◆ Aim:
Emit the data below verbatim, stripping out any pictures.

-- Begin Data rows --

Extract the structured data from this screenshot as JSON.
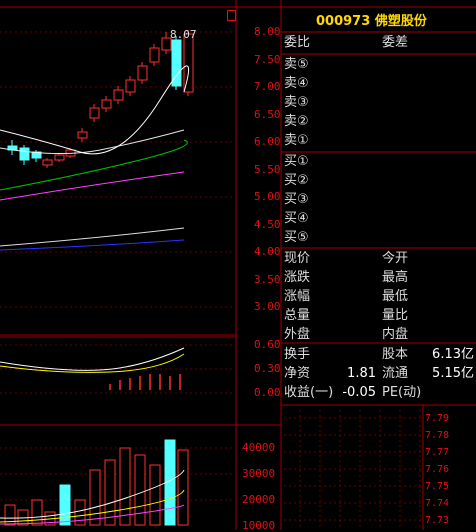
{
  "header": {
    "code": "000973",
    "name": "佛塑股份"
  },
  "chart": {
    "peak_label": "8.07"
  },
  "price_axis": [
    "8.00",
    "7.50",
    "7.00",
    "6.50",
    "6.00",
    "5.50",
    "5.00",
    "4.50",
    "4.00",
    "3.50",
    "3.00"
  ],
  "macd_axis": [
    "0.60",
    "0.30",
    "0.00"
  ],
  "volume_axis": [
    "40000",
    "30000",
    "20000",
    "10000"
  ],
  "mini_axis": [
    "7.79",
    "7.78",
    "7.77",
    "7.76",
    "7.75",
    "7.74",
    "7.73"
  ],
  "orderbook": {
    "weibi": "委比",
    "weicha": "委差",
    "sell": [
      "卖⑤",
      "卖④",
      "卖③",
      "卖②",
      "卖①"
    ],
    "buy": [
      "买①",
      "买②",
      "买③",
      "买④",
      "买⑤"
    ]
  },
  "quote": {
    "xianjia": "现价",
    "jinkai": "今开",
    "zhangdie": "涨跌",
    "zuigao": "最高",
    "zhangfu": "涨幅",
    "zuidi": "最低",
    "zongliang": "总量",
    "liangbi": "量比",
    "waipan": "外盘",
    "neipan": "内盘"
  },
  "stats": {
    "huanshou": "换手",
    "guben": "股本",
    "guben_val": "6.13亿",
    "jingzi": "净资",
    "jingzi_val": "1.81",
    "liutong": "流通",
    "liutong_val": "5.15亿",
    "shouyi": "收益(一)",
    "shouyi_val": "-0.05",
    "pe": "PE(动)"
  },
  "colors": {
    "up": "#ff3030",
    "down": "#54ffff",
    "ma1": "#ffffff",
    "ma2": "#ffff00",
    "ma3": "#00c000",
    "ma4": "#ff44ff",
    "ma5": "#3030ff",
    "grid": "#a00000"
  }
}
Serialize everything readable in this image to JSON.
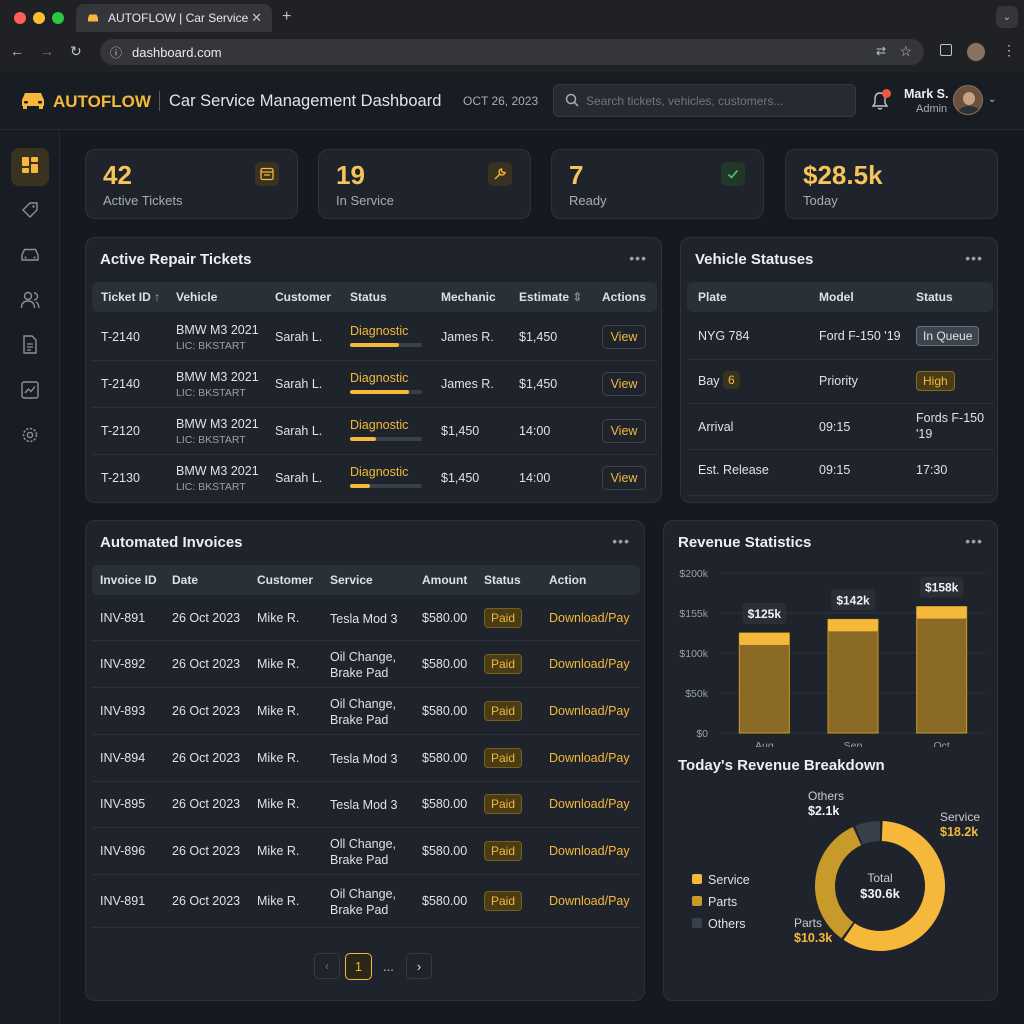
{
  "browser": {
    "tab_title": "AUTOFLOW | Car Service Man",
    "url": "dashboard.com"
  },
  "header": {
    "brand": "AUTOFLOW",
    "title": "Car Service Management Dashboard",
    "date": "OCT 26, 2023",
    "search_placeholder": "Search tickets, vehicles, customers...",
    "user_name": "Mark S.",
    "user_role": "Admin"
  },
  "stats": [
    {
      "value": "42",
      "label": "Active Tickets",
      "icon": "ticket-icon"
    },
    {
      "value": "19",
      "label": "In Service",
      "icon": "wrench-icon"
    },
    {
      "value": "7",
      "label": "Ready",
      "icon": "check-icon"
    },
    {
      "value": "$28.5k",
      "label": "Today",
      "icon": ""
    }
  ],
  "tickets": {
    "title": "Active Repair Tickets",
    "columns": [
      "Ticket ID",
      "Vehicle",
      "Customer",
      "Status",
      "Mechanic",
      "Estimate",
      "Actions"
    ],
    "rows": [
      {
        "id": "T-2140",
        "vehicle": "BMW M3 2021",
        "plate": "LIC: BKSTART",
        "customer": "Sarah L.",
        "status": "Diagnostic",
        "progress": 0.68,
        "c5": "James R.",
        "c6": "$1,450",
        "action": "View"
      },
      {
        "id": "T-2140",
        "vehicle": "BMW M3 2021",
        "plate": "LIC: BKSTART",
        "customer": "Sarah L.",
        "status": "Diagnostic",
        "progress": 0.82,
        "c5": "James R.",
        "c6": "$1,450",
        "action": "View"
      },
      {
        "id": "T-2120",
        "vehicle": "BMW M3 2021",
        "plate": "LIC: BKSTART",
        "customer": "Sarah L.",
        "status": "Diagnostic",
        "progress": 0.36,
        "c5": "$1,450",
        "c6": "14:00",
        "action": "View"
      },
      {
        "id": "T-2130",
        "vehicle": "BMW M3 2021",
        "plate": "LIC: BKSTART",
        "customer": "Sarah L.",
        "status": "Diagnostic",
        "progress": 0.28,
        "c5": "$1,450",
        "c6": "14:00",
        "action": "View"
      }
    ]
  },
  "vehicles": {
    "title": "Vehicle Statuses",
    "columns": [
      "Plate",
      "Model",
      "Status"
    ],
    "rows": [
      {
        "a": "NYG 784",
        "b": "Ford F-150 '19",
        "c": "In Queue"
      },
      {
        "a": "Bay",
        "a_badge": "6",
        "b": "Priority",
        "c": "High"
      },
      {
        "a": "Arrival",
        "b": "09:15",
        "c": "Fords F-150 '19"
      },
      {
        "a": "Est. Release",
        "b": "09:15",
        "c": "17:30"
      }
    ]
  },
  "invoices": {
    "title": "Automated Invoices",
    "columns": [
      "Invoice ID",
      "Date",
      "Customer",
      "Service",
      "Amount",
      "Status",
      "Action"
    ],
    "rows": [
      {
        "id": "INV-891",
        "date": "26 Oct 2023",
        "customer": "Mike R.",
        "service": "Tesla Mod 3",
        "amount": "$580.00",
        "status": "Paid",
        "action": "Download/Pay"
      },
      {
        "id": "INV-892",
        "date": "26 Oct 2023",
        "customer": "Mike R.",
        "service": "Oil Change, Brake Pad",
        "amount": "$580.00",
        "status": "Paid",
        "action": "Download/Pay"
      },
      {
        "id": "INV-893",
        "date": "26 Oct 2023",
        "customer": "Mike R.",
        "service": "Oil Change, Brake Pad",
        "amount": "$580.00",
        "status": "Paid",
        "action": "Download/Pay"
      },
      {
        "id": "INV-894",
        "date": "26 Oct 2023",
        "customer": "Mike R.",
        "service": "Tesla Mod 3",
        "amount": "$580.00",
        "status": "Paid",
        "action": "Download/Pay"
      },
      {
        "id": "INV-895",
        "date": "26 Oct 2023",
        "customer": "Mike R.",
        "service": "Tesla Mod 3",
        "amount": "$580.00",
        "status": "Paid",
        "action": "Download/Pay"
      },
      {
        "id": "INV-896",
        "date": "26 Oct 2023",
        "customer": "Mike R.",
        "service": "Oll Change, Brake Pad",
        "amount": "$580.00",
        "status": "Paid",
        "action": "Download/Pay"
      },
      {
        "id": "INV-891",
        "date": "26 Oct 2023",
        "customer": "Mike R.",
        "service": "Oil Change, Brake Pad",
        "amount": "$580.00",
        "status": "Paid",
        "action": "Download/Pay"
      }
    ],
    "pagination": {
      "current": "1",
      "ellipsis": "..."
    }
  },
  "revenue": {
    "title": "Revenue Statistics",
    "breakdown_title": "Today's Revenue Breakdown"
  },
  "chart_data": [
    {
      "type": "bar",
      "title": "Revenue Statistics",
      "categories": [
        "Aug",
        "Sep",
        "Oct"
      ],
      "values": [
        125,
        142,
        158
      ],
      "value_labels": [
        "$125k",
        "$142k",
        "$158k"
      ],
      "ylim": [
        0,
        200
      ],
      "yticks": [
        "$0",
        "$50k",
        "$100k",
        "$155k",
        "$200k"
      ],
      "ytick_values": [
        0,
        50,
        100,
        150,
        200
      ],
      "color": "#f5b83a"
    },
    {
      "type": "pie",
      "title": "Today's Revenue Breakdown",
      "center_label": "Total",
      "center_value": "$30.6k",
      "slices": [
        {
          "name": "Service",
          "label": "$18.2k",
          "value": 18.2,
          "color": "#f5b83a"
        },
        {
          "name": "Parts",
          "label": "$10.3k",
          "value": 10.3,
          "color": "#c89a2a"
        },
        {
          "name": "Others",
          "label": "$2.1k",
          "value": 2.1,
          "color": "#3a404a"
        }
      ]
    }
  ]
}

-- End Data rows --

◆ Result:
Extract the structured data from this screenshot as JSON.
{
  "header": {
    "code": "000973",
    "name": "佛塑股份"
  },
  "chart": {
    "peak_label": "8.07"
  },
  "price_axis": [
    "8.00",
    "7.50",
    "7.00",
    "6.50",
    "6.00",
    "5.50",
    "5.00",
    "4.50",
    "4.00",
    "3.50",
    "3.00"
  ],
  "macd_axis": [
    "0.60",
    "0.30",
    "0.00"
  ],
  "volume_axis": [
    "40000",
    "30000",
    "20000",
    "10000"
  ],
  "mini_axis": [
    "7.79",
    "7.78",
    "7.77",
    "7.76",
    "7.75",
    "7.74",
    "7.73"
  ],
  "orderbook": {
    "weibi": "委比",
    "weicha": "委差",
    "sell": [
      "卖⑤",
      "卖④",
      "卖③",
      "卖②",
      "卖①"
    ],
    "buy": [
      "买①",
      "买②",
      "买③",
      "买④",
      "买⑤"
    ]
  },
  "quote": {
    "xianjia": "现价",
    "jinkai": "今开",
    "zhangdie": "涨跌",
    "zuigao": "最高",
    "zhangfu": "涨幅",
    "zuidi": "最低",
    "zongliang": "总量",
    "liangbi": "量比",
    "waipan": "外盘",
    "neipan": "内盘"
  },
  "stats": {
    "huanshou": "换手",
    "guben": "股本",
    "guben_val": "6.13亿",
    "jingzi": "净资",
    "jingzi_val": "1.81",
    "liutong": "流通",
    "liutong_val": "5.15亿",
    "shouyi": "收益(一)",
    "shouyi_val": "-0.05",
    "pe": "PE(动)"
  },
  "colors": {
    "up": "#ff3030",
    "down": "#54ffff",
    "ma1": "#ffffff",
    "ma2": "#ffff00",
    "ma3": "#00c000",
    "ma4": "#ff44ff",
    "ma5": "#3030ff",
    "grid": "#a00000"
  }
}
Serialize everything readable in this image to JSON.
{
  "browser": {
    "tab_title": "AUTOFLOW | Car Service Man",
    "url": "dashboard.com"
  },
  "header": {
    "brand": "AUTOFLOW",
    "title": "Car Service Management Dashboard",
    "date": "OCT 26, 2023",
    "search_placeholder": "Search tickets, vehicles, customers...",
    "user_name": "Mark S.",
    "user_role": "Admin"
  },
  "stats": [
    {
      "value": "42",
      "label": "Active Tickets",
      "icon": "ticket-icon"
    },
    {
      "value": "19",
      "label": "In Service",
      "icon": "wrench-icon"
    },
    {
      "value": "7",
      "label": "Ready",
      "icon": "check-icon"
    },
    {
      "value": "$28.5k",
      "label": "Today",
      "icon": ""
    }
  ],
  "tickets": {
    "title": "Active Repair Tickets",
    "columns": [
      "Ticket ID",
      "Vehicle",
      "Customer",
      "Status",
      "Mechanic",
      "Estimate",
      "Actions"
    ],
    "rows": [
      {
        "id": "T-2140",
        "vehicle": "BMW M3 2021",
        "plate": "LIC: BKSTART",
        "customer": "Sarah L.",
        "status": "Diagnostic",
        "progress": 0.68,
        "c5": "James R.",
        "c6": "$1,450",
        "action": "View"
      },
      {
        "id": "T-2140",
        "vehicle": "BMW M3 2021",
        "plate": "LIC: BKSTART",
        "customer": "Sarah L.",
        "status": "Diagnostic",
        "progress": 0.82,
        "c5": "James R.",
        "c6": "$1,450",
        "action": "View"
      },
      {
        "id": "T-2120",
        "vehicle": "BMW M3 2021",
        "plate": "LIC: BKSTART",
        "customer": "Sarah L.",
        "status": "Diagnostic",
        "progress": 0.36,
        "c5": "$1,450",
        "c6": "14:00",
        "action": "View"
      },
      {
        "id": "T-2130",
        "vehicle": "BMW M3 2021",
        "plate": "LIC: BKSTART",
        "customer": "Sarah L.",
        "status": "Diagnostic",
        "progress": 0.28,
        "c5": "$1,450",
        "c6": "14:00",
        "action": "View"
      }
    ]
  },
  "vehicles": {
    "title": "Vehicle Statuses",
    "columns": [
      "Plate",
      "Model",
      "Status"
    ],
    "rows": [
      {
        "a": "NYG 784",
        "b": "Ford F-150 '19",
        "c": "In Queue"
      },
      {
        "a": "Bay",
        "a_badge": "6",
        "b": "Priority",
        "c": "High"
      },
      {
        "a": "Arrival",
        "b": "09:15",
        "c": "Fords F-150 '19"
      },
      {
        "a": "Est. Release",
        "b": "09:15",
        "c": "17:30"
      }
    ]
  },
  "invoices": {
    "title": "Automated Invoices",
    "columns": [
      "Invoice ID",
      "Date",
      "Customer",
      "Service",
      "Amount",
      "Status",
      "Action"
    ],
    "rows": [
      {
        "id": "INV-891",
        "date": "26 Oct 2023",
        "customer": "Mike R.",
        "service": "Tesla Mod 3",
        "amount": "$580.00",
        "status": "Paid",
        "action": "Download/Pay"
      },
      {
        "id": "INV-892",
        "date": "26 Oct 2023",
        "customer": "Mike R.",
        "service": "Oil Change, Brake Pad",
        "amount": "$580.00",
        "status": "Paid",
        "action": "Download/Pay"
      },
      {
        "id": "INV-893",
        "date": "26 Oct 2023",
        "customer": "Mike R.",
        "service": "Oil Change, Brake Pad",
        "amount": "$580.00",
        "status": "Paid",
        "action": "Download/Pay"
      },
      {
        "id": "INV-894",
        "date": "26 Oct 2023",
        "customer": "Mike R.",
        "service": "Tesla Mod 3",
        "amount": "$580.00",
        "status": "Paid",
        "action": "Download/Pay"
      },
      {
        "id": "INV-895",
        "date": "26 Oct 2023",
        "customer": "Mike R.",
        "service": "Tesla Mod 3",
        "amount": "$580.00",
        "status": "Paid",
        "action": "Download/Pay"
      },
      {
        "id": "INV-896",
        "date": "26 Oct 2023",
        "customer": "Mike R.",
        "service": "Oll Change, Brake Pad",
        "amount": "$580.00",
        "status": "Paid",
        "action": "Download/Pay"
      },
      {
        "id": "INV-891",
        "date": "26 Oct 2023",
        "customer": "Mike R.",
        "service": "Oil Change, Brake Pad",
        "amount": "$580.00",
        "status": "Paid",
        "action": "Download/Pay"
      }
    ],
    "pagination": {
      "current": "1",
      "ellipsis": "..."
    }
  },
  "revenue": {
    "title": "Revenue Statistics",
    "breakdown_title": "Today's Revenue Breakdown"
  },
  "chart_data": [
    {
      "type": "bar",
      "title": "Revenue Statistics",
      "categories": [
        "Aug",
        "Sep",
        "Oct"
      ],
      "values": [
        125,
        142,
        158
      ],
      "value_labels": [
        "$125k",
        "$142k",
        "$158k"
      ],
      "ylim": [
        0,
        200
      ],
      "yticks": [
        "$0",
        "$50k",
        "$100k",
        "$155k",
        "$200k"
      ],
      "ytick_values": [
        0,
        50,
        100,
        150,
        200
      ],
      "color": "#f5b83a"
    },
    {
      "type": "pie",
      "title": "Today's Revenue Breakdown",
      "center_label": "Total",
      "center_value": "$30.6k",
      "slices": [
        {
          "name": "Service",
          "label": "$18.2k",
          "value": 18.2,
          "color": "#f5b83a"
        },
        {
          "name": "Parts",
          "label": "$10.3k",
          "value": 10.3,
          "color": "#c89a2a"
        },
        {
          "name": "Others",
          "label": "$2.1k",
          "value": 2.1,
          "color": "#3a404a"
        }
      ]
    }
  ]
}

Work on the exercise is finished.